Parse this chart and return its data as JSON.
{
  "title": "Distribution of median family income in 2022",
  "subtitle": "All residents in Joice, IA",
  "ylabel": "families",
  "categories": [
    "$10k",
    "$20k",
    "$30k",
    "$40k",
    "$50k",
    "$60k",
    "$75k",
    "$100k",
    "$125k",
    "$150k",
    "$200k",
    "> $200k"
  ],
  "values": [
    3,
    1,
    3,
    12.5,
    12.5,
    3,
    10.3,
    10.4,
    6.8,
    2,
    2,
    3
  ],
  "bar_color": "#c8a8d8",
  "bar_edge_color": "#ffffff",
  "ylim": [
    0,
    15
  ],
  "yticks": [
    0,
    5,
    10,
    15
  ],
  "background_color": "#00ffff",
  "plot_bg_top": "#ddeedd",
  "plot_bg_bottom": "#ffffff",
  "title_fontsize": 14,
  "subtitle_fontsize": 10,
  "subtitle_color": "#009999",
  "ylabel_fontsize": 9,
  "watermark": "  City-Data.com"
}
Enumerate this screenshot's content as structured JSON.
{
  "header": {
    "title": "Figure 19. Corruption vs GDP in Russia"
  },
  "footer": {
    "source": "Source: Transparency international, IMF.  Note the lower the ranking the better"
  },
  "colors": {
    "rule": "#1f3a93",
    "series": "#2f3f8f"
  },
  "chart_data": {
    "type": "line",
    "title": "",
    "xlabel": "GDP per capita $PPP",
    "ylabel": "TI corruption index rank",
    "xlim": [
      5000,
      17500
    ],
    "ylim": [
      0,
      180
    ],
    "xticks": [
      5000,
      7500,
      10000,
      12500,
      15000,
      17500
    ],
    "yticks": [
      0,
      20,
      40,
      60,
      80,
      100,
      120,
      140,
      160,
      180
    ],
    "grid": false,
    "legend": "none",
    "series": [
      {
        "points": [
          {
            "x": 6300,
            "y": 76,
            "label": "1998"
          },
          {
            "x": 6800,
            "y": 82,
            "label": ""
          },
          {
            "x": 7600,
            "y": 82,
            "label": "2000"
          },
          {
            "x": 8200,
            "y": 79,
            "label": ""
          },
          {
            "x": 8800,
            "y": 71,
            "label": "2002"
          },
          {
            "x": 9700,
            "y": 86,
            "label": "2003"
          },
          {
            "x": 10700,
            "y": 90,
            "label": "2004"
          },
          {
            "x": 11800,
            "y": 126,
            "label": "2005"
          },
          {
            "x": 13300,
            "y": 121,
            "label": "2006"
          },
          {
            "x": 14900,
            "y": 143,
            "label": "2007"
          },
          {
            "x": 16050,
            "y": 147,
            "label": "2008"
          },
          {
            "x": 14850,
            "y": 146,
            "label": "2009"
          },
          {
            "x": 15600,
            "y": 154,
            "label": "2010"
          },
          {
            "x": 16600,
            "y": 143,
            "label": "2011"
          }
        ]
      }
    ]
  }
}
------
— Your instructions —
The data above must be returned in full, exactly as written.

— Written response —
Parse this chart and return its data as JSON.
{
  "title": "Distribution of median family income in 2022",
  "subtitle": "All residents in Joice, IA",
  "ylabel": "families",
  "categories": [
    "$10k",
    "$20k",
    "$30k",
    "$40k",
    "$50k",
    "$60k",
    "$75k",
    "$100k",
    "$125k",
    "$150k",
    "$200k",
    "> $200k"
  ],
  "values": [
    3,
    1,
    3,
    12.5,
    12.5,
    3,
    10.3,
    10.4,
    6.8,
    2,
    2,
    3
  ],
  "bar_color": "#c8a8d8",
  "bar_edge_color": "#ffffff",
  "ylim": [
    0,
    15
  ],
  "yticks": [
    0,
    5,
    10,
    15
  ],
  "background_color": "#00ffff",
  "plot_bg_top": "#ddeedd",
  "plot_bg_bottom": "#ffffff",
  "title_fontsize": 14,
  "subtitle_fontsize": 10,
  "subtitle_color": "#009999",
  "ylabel_fontsize": 9,
  "watermark": "  City-Data.com"
}
Enumerate this screenshot's content as structured JSON.
{
  "header": {
    "title": "Figure 19. Corruption vs GDP in Russia"
  },
  "footer": {
    "source": "Source: Transparency international, IMF.  Note the lower the ranking the better"
  },
  "colors": {
    "rule": "#1f3a93",
    "series": "#2f3f8f"
  },
  "chart_data": {
    "type": "line",
    "title": "",
    "xlabel": "GDP per capita $PPP",
    "ylabel": "TI corruption index rank",
    "xlim": [
      5000,
      17500
    ],
    "ylim": [
      0,
      180
    ],
    "xticks": [
      5000,
      7500,
      10000,
      12500,
      15000,
      17500
    ],
    "yticks": [
      0,
      20,
      40,
      60,
      80,
      100,
      120,
      140,
      160,
      180
    ],
    "grid": false,
    "legend": "none",
    "series": [
      {
        "points": [
          {
            "x": 6300,
            "y": 76,
            "label": "1998"
          },
          {
            "x": 6800,
            "y": 82,
            "label": ""
          },
          {
            "x": 7600,
            "y": 82,
            "label": "2000"
          },
          {
            "x": 8200,
            "y": 79,
            "label": ""
          },
          {
            "x": 8800,
            "y": 71,
            "label": "2002"
          },
          {
            "x": 9700,
            "y": 86,
            "label": "2003"
          },
          {
            "x": 10700,
            "y": 90,
            "label": "2004"
          },
          {
            "x": 11800,
            "y": 126,
            "label": "2005"
          },
          {
            "x": 13300,
            "y": 121,
            "label": "2006"
          },
          {
            "x": 14900,
            "y": 143,
            "label": "2007"
          },
          {
            "x": 16050,
            "y": 147,
            "label": "2008"
          },
          {
            "x": 14850,
            "y": 146,
            "label": "2009"
          },
          {
            "x": 15600,
            "y": 154,
            "label": "2010"
          },
          {
            "x": 16600,
            "y": 143,
            "label": "2011"
          }
        ]
      }
    ]
  }
}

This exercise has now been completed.